*Task requirements*:
Pick out each line in these entries that contains the string "JSON".

* * * *

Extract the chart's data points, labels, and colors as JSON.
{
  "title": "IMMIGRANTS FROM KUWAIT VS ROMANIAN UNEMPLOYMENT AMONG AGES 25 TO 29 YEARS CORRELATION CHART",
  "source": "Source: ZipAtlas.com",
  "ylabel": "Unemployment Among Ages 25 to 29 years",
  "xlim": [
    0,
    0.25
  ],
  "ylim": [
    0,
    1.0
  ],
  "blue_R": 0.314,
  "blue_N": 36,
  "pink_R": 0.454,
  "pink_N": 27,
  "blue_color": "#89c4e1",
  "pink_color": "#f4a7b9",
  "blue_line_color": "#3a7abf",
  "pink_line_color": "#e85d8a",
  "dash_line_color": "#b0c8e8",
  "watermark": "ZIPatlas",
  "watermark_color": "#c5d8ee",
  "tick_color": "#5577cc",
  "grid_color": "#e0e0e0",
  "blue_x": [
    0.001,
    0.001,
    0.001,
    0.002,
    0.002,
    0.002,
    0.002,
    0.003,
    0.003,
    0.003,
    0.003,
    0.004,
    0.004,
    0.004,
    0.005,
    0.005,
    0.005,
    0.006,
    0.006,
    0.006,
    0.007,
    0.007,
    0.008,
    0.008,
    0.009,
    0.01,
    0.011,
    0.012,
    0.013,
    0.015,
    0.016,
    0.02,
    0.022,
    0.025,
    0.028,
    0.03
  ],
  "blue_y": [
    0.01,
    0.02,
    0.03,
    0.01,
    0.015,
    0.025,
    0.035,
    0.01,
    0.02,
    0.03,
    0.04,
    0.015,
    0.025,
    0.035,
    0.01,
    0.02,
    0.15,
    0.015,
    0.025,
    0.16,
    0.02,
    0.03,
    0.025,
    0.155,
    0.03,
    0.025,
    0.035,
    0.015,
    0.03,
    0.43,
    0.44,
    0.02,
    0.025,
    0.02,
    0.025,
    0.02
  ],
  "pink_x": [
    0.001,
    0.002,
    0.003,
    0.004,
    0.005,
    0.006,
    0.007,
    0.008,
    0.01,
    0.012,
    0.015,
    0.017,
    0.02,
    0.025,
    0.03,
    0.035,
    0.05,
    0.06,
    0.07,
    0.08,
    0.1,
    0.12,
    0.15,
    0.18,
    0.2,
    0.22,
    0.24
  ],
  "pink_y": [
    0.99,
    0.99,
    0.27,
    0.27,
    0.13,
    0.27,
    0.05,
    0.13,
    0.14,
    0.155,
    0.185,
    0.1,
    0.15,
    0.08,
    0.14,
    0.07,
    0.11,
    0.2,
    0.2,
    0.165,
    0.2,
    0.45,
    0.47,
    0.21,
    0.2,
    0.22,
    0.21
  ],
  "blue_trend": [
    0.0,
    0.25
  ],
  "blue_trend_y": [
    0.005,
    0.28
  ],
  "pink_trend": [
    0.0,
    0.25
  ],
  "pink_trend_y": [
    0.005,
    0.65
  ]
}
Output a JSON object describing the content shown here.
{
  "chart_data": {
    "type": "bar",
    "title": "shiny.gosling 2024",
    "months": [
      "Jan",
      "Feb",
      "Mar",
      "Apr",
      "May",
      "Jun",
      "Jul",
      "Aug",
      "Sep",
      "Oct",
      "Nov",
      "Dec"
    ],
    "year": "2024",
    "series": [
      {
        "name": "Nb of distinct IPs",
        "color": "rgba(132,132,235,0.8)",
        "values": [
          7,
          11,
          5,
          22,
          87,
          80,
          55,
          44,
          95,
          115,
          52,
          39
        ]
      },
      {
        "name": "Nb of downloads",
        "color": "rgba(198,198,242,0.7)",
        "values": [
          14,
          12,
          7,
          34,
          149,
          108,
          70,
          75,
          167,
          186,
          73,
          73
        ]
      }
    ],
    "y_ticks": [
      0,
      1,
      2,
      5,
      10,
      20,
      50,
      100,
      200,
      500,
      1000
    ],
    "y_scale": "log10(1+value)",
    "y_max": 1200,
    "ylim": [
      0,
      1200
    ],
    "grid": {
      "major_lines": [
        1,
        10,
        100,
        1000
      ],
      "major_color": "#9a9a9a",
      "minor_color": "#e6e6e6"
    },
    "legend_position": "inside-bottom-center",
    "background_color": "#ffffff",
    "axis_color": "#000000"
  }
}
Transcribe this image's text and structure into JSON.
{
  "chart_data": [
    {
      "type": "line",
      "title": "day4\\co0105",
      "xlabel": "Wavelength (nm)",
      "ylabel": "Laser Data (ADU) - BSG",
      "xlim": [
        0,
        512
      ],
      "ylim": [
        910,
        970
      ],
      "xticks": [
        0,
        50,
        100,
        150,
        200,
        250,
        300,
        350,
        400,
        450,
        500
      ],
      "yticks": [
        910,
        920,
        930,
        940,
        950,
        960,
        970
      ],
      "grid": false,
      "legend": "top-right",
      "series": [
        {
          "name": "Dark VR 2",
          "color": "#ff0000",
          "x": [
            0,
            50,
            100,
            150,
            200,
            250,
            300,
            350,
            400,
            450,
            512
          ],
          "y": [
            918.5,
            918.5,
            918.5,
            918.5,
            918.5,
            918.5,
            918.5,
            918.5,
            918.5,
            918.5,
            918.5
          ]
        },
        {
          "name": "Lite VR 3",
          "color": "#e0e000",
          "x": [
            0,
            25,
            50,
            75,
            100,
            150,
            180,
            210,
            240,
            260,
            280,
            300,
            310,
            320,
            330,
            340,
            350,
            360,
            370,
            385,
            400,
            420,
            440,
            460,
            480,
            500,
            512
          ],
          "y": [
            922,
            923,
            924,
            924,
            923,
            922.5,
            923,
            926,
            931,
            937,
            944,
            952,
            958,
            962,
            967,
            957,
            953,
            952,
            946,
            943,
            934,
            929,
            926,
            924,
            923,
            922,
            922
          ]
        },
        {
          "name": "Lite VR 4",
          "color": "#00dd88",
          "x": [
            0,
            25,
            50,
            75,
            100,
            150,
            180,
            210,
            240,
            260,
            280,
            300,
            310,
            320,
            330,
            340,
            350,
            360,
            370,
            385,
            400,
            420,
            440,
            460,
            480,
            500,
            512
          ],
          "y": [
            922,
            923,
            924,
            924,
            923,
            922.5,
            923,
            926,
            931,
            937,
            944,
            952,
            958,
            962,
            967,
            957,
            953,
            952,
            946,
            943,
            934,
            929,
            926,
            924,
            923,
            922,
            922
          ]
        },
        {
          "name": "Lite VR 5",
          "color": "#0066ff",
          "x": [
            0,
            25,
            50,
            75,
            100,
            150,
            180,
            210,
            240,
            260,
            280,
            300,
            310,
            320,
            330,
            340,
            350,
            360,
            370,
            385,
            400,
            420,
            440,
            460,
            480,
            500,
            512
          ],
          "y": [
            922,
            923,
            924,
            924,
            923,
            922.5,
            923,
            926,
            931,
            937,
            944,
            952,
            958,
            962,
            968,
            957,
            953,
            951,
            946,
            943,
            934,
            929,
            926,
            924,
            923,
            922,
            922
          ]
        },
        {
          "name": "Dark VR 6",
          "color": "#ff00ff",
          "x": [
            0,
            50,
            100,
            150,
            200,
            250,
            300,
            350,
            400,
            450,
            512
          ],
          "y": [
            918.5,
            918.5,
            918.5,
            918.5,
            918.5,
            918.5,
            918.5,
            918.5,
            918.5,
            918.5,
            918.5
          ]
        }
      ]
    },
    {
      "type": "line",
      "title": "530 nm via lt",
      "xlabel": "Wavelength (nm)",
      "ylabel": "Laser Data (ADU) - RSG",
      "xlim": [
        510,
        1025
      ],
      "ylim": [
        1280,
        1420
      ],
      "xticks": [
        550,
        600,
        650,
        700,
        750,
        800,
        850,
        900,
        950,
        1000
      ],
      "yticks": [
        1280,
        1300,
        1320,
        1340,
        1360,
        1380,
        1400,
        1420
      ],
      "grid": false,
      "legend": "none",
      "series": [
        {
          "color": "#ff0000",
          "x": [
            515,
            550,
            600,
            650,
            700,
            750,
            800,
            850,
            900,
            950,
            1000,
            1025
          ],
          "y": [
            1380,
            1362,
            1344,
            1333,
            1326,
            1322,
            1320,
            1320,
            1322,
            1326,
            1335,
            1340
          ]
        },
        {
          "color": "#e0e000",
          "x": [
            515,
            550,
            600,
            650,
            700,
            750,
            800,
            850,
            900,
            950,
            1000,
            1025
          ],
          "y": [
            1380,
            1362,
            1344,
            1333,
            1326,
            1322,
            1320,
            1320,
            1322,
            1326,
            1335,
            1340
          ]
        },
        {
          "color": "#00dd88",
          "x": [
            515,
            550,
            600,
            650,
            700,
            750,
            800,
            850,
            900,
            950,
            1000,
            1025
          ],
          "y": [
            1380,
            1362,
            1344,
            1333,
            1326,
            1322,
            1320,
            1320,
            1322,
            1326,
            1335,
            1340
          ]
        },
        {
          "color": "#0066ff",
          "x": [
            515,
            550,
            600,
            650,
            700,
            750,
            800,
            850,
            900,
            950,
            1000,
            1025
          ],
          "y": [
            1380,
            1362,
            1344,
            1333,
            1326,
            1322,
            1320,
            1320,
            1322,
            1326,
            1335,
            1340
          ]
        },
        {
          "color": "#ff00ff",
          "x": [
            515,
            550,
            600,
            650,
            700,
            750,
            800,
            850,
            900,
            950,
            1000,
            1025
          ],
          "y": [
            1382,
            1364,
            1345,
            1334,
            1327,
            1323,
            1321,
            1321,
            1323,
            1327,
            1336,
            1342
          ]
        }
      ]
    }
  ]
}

* * * *

*Written solution*:
Extract the chart's data points, labels, and colors as JSON.
Output a JSON object describing the content shown here.
Transcribe this image's text and structure into JSON.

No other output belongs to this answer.